__TASK STATEMENT__. Pick out the lines below that include the string "screenshot".

┄┄┄┄┄┄┄┄┄┄┄┄┄┄┄┄┄┄┄┄

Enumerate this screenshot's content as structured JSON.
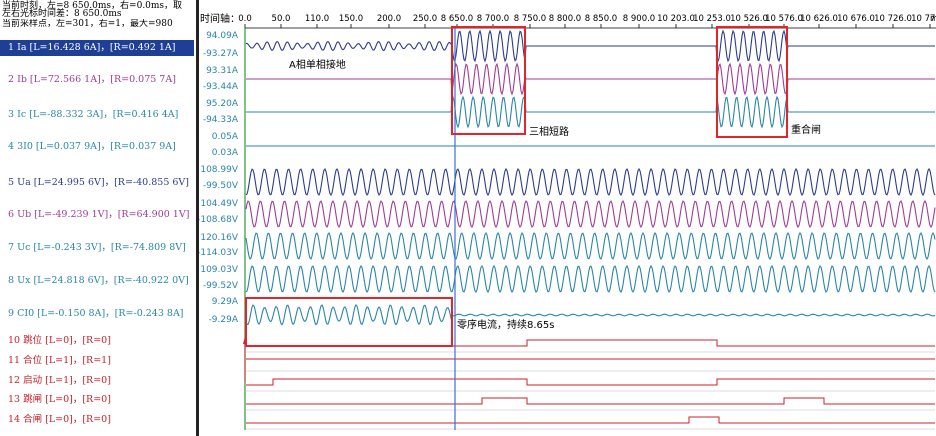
{
  "header": {
    "line1": "当前时刻，左=8 650.0ms，右=0.0ms，取",
    "line2": "左右光标时间差：8 650.0ms",
    "line3": "当前采样点，左=301，右=1，最大=980"
  },
  "time_axis": {
    "label": "时间轴：",
    "ticks": [
      "0.0",
      "50.0",
      "110.0",
      "150.0",
      "200.0",
      "250.0",
      "8 650.0",
      "8 700.0",
      "8 750.0",
      "8 800.0",
      "8 850.0",
      "8 900.0",
      "10 203.0",
      "10 253.0",
      "10 526.0",
      "10 576.0",
      "10 626.0",
      "10 676.0",
      "10 726.0",
      "10 776.0"
    ],
    "unit": "ms"
  },
  "channels": [
    {
      "id": 1,
      "label": "1 Ia  [L=16.428 6A]，[R=0.492 1A]",
      "color": "#2c3c8c",
      "selected": true,
      "max": "94.09A",
      "min": "-93.27A"
    },
    {
      "id": 2,
      "label": "2 Ib  [L=72.566 1A]，[R=0.075 7A]",
      "color": "#a03c96",
      "selected": false,
      "max": "93.31A",
      "min": "-93.44A"
    },
    {
      "id": 3,
      "label": "3 Ic  [L=-88.332 3A]，[R=0.416 4A]",
      "color": "#2a86a8",
      "selected": false,
      "max": "95.20A",
      "min": "-94.33A"
    },
    {
      "id": 4,
      "label": "4 3I0  [L=0.037 9A]，[R=0.037 9A]",
      "color": "#2a86a8",
      "selected": false,
      "max": "0.05A",
      "min": "0.03A"
    },
    {
      "id": 5,
      "label": "5 Ua  [L=24.995 6V]，[R=-40.855 6V]",
      "color": "#2c3c8c",
      "selected": false,
      "max": "108.99V",
      "min": "-99.50V"
    },
    {
      "id": 6,
      "label": "6 Ub  [L=-49.239 1V]，[R=64.900 1V]",
      "color": "#a03c96",
      "selected": false,
      "max": "104.49V",
      "min": "-108.68V"
    },
    {
      "id": 7,
      "label": "7 Uc  [L=-0.243 3V]，[R=-74.809 8V]",
      "color": "#2a86a8",
      "selected": false,
      "max": "120.16V",
      "min": "-114.03V"
    },
    {
      "id": 8,
      "label": "8 Ux  [L=24.818 6V]，[R=-40.922 0V]",
      "color": "#2a86a8",
      "selected": false,
      "max": "109.03V",
      "min": "-99.52V"
    },
    {
      "id": 9,
      "label": "9 CI0  [L=-0.150 8A]，[R=-0.243 8A]",
      "color": "#2a86a8",
      "selected": false,
      "max": "9.29A",
      "min": "-9.29A"
    },
    {
      "id": 10,
      "label": "10 跳位  [L=0]，[R=0]",
      "color": "#c8202a",
      "selected": false
    },
    {
      "id": 11,
      "label": "11 合位  [L=1]，[R=1]",
      "color": "#c8202a",
      "selected": false
    },
    {
      "id": 12,
      "label": "12 启动  [L=1]，[R=0]",
      "color": "#c8202a",
      "selected": false
    },
    {
      "id": 13,
      "label": "13 跳闸  [L=0]，[R=0]",
      "color": "#c8202a",
      "selected": false
    },
    {
      "id": 14,
      "label": "14 合闸  [L=0]，[R=0]",
      "color": "#c8202a",
      "selected": false
    }
  ],
  "annotations": {
    "single_phase": "A相单相接地",
    "three_phase": "三相短路",
    "reclose": "重合闸",
    "zero_seq": "零序电流，持续8.65s"
  },
  "colors": {
    "box": "#e0262a",
    "cursor": "#3a6fd8",
    "left_line": "#2e9a3a",
    "selected_bg": "#1f3f96"
  }
}
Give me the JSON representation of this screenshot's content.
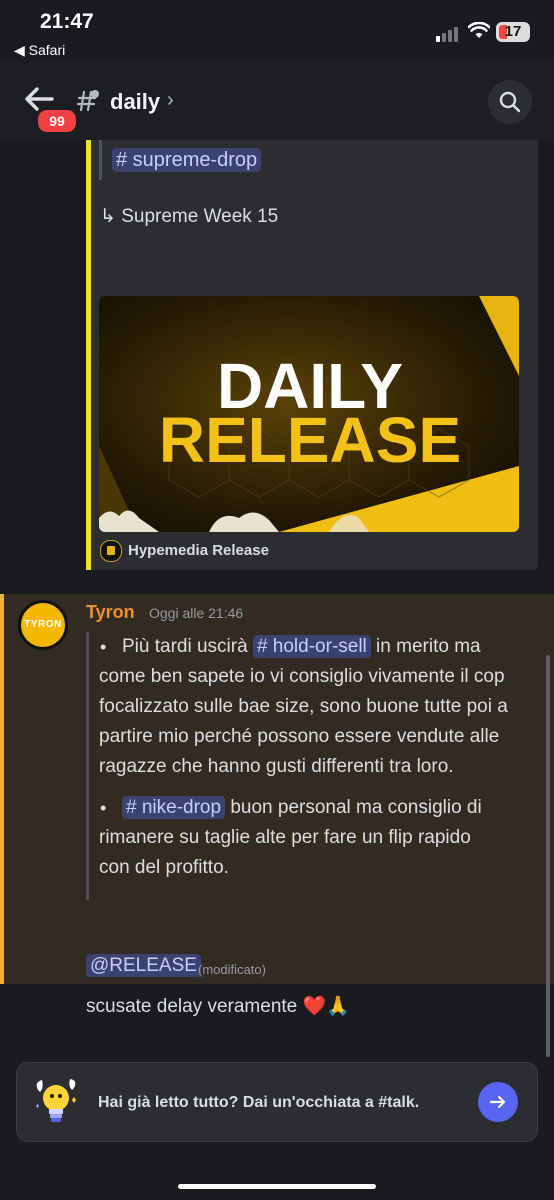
{
  "status_bar": {
    "time": "21:47",
    "back_app": "◀ Safari",
    "battery": "17"
  },
  "header": {
    "unread_count": "99",
    "channel": "daily",
    "chevron": "›"
  },
  "embed": {
    "channel_mention": "# supreme-drop",
    "subtitle": "↳ Supreme Week 15",
    "image_title_line1": "DAILY",
    "image_title_line2": "RELEASE",
    "footer": "Hypemedia Release"
  },
  "message": {
    "author": "Tyron",
    "avatar_text": "TYRON",
    "timestamp": "Oggi alle 21:46",
    "bullet1": {
      "pre": "Più tardi uscirà ",
      "mention": "# hold-or-sell",
      "l1_post": " in merito ma",
      "l2": "come ben sapete io vi consiglio vivamente il cop",
      "l3": "focalizzato sulle bae size, sono buone tutte poi a",
      "l4": "partire mio perché possono essere vendute alle",
      "l5": "ragazze che hanno gusti differenti tra loro."
    },
    "bullet2": {
      "mention": "# nike-drop",
      "l1_post": " buon personal ma consiglio di",
      "l2": "rimanere su taglie alte per fare un flip rapido",
      "l3": "con del profitto."
    },
    "role_mention": "@RELEASE",
    "edited": "(modificato)",
    "followup": "scusate delay veramente ❤️🙏"
  },
  "prompt": {
    "text": "Hai già letto tutto? Dai un'occhiata a #talk."
  },
  "colors": {
    "accent": "#5865f2",
    "highlight": "#332b21",
    "mention_bg": "#3c4270",
    "author": "#f0912d",
    "embed_bar": "#f0e21c"
  }
}
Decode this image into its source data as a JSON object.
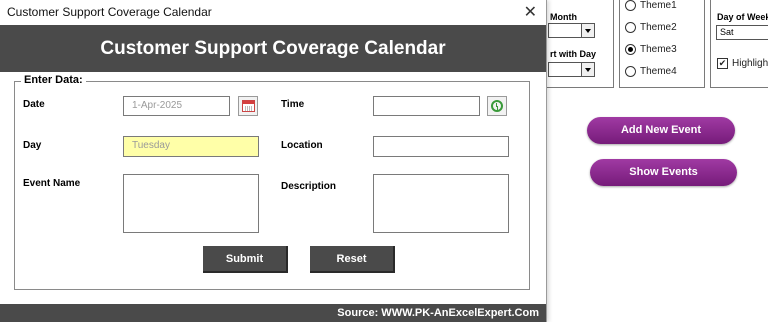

┄┄┄┄┄┄┄┄┄┄┄┄┄┄┄┄┄┄┄┄

__REPLY TO THE EXERCISE__.
Enumerate this screenshot's content as structured JSON.
Give me the JSON representation of this screenshot's content.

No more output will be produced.